REQUIREMENT:
Leaving out every picture, quote the data below exactly as it appears.

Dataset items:
::::::::

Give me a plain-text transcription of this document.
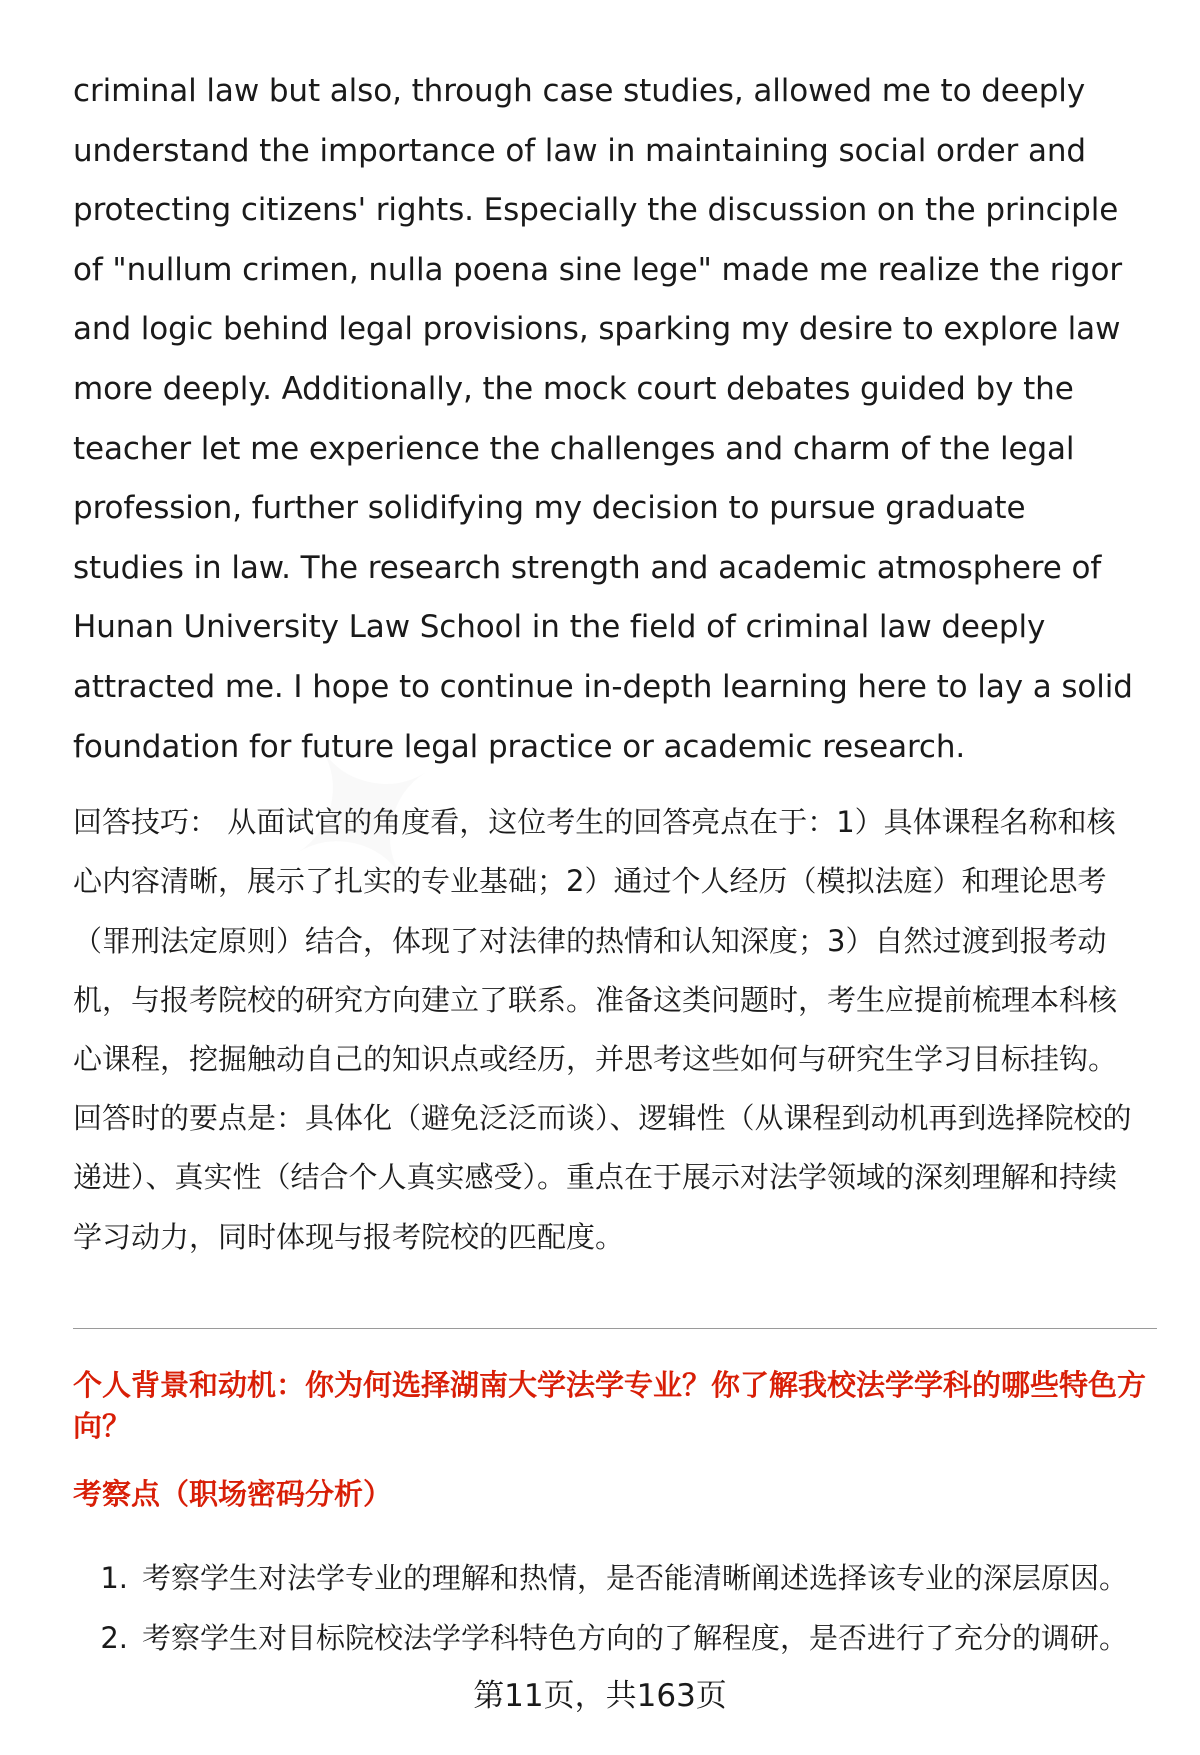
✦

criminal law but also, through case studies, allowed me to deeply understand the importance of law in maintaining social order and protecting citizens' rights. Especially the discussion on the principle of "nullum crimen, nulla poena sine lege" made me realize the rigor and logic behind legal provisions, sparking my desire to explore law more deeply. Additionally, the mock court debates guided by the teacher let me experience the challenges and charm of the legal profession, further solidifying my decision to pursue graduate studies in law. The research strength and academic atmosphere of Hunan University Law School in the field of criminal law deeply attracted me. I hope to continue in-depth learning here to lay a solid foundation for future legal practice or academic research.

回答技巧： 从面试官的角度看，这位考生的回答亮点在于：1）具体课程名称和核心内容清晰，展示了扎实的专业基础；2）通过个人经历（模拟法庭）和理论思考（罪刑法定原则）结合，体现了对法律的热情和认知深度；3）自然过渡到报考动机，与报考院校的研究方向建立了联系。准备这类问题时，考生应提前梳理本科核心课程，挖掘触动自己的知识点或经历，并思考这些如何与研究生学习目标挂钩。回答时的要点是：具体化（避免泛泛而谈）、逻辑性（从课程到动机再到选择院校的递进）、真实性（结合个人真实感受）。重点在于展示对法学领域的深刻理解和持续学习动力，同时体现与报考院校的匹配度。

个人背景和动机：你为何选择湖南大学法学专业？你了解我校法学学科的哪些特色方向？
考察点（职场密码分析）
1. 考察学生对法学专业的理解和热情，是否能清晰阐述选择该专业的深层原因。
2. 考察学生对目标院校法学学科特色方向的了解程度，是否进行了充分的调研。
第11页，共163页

::::::::

TASK RESULT:
Give me a plain-text transcription of this document.
✦

criminal law but also, through case studies, allowed me to deeply understand the importance of law in maintaining social order and protecting citizens' rights. Especially the discussion on the principle of "nullum crimen, nulla poena sine lege" made me realize the rigor and logic behind legal provisions, sparking my desire to explore law more deeply. Additionally, the mock court debates guided by the teacher let me experience the challenges and charm of the legal profession, further solidifying my decision to pursue graduate studies in law. The research strength and academic atmosphere of Hunan University Law School in the field of criminal law deeply attracted me. I hope to continue in-depth learning here to lay a solid foundation for future legal practice or academic research.

回答技巧： 从面试官的角度看，这位考生的回答亮点在于：1）具体课程名称和核心内容清晰，展示了扎实的专业基础；2）通过个人经历（模拟法庭）和理论思考（罪刑法定原则）结合，体现了对法律的热情和认知深度；3）自然过渡到报考动机，与报考院校的研究方向建立了联系。准备这类问题时，考生应提前梳理本科核心课程，挖掘触动自己的知识点或经历，并思考这些如何与研究生学习目标挂钩。回答时的要点是：具体化（避免泛泛而谈）、逻辑性（从课程到动机再到选择院校的递进）、真实性（结合个人真实感受）。重点在于展示对法学领域的深刻理解和持续学习动力，同时体现与报考院校的匹配度。

个人背景和动机：你为何选择湖南大学法学专业？你了解我校法学学科的哪些特色方向？
考察点（职场密码分析）
1. 考察学生对法学专业的理解和热情，是否能清晰阐述选择该专业的深层原因。
2. 考察学生对目标院校法学学科特色方向的了解程度，是否进行了充分的调研。
第11页，共163页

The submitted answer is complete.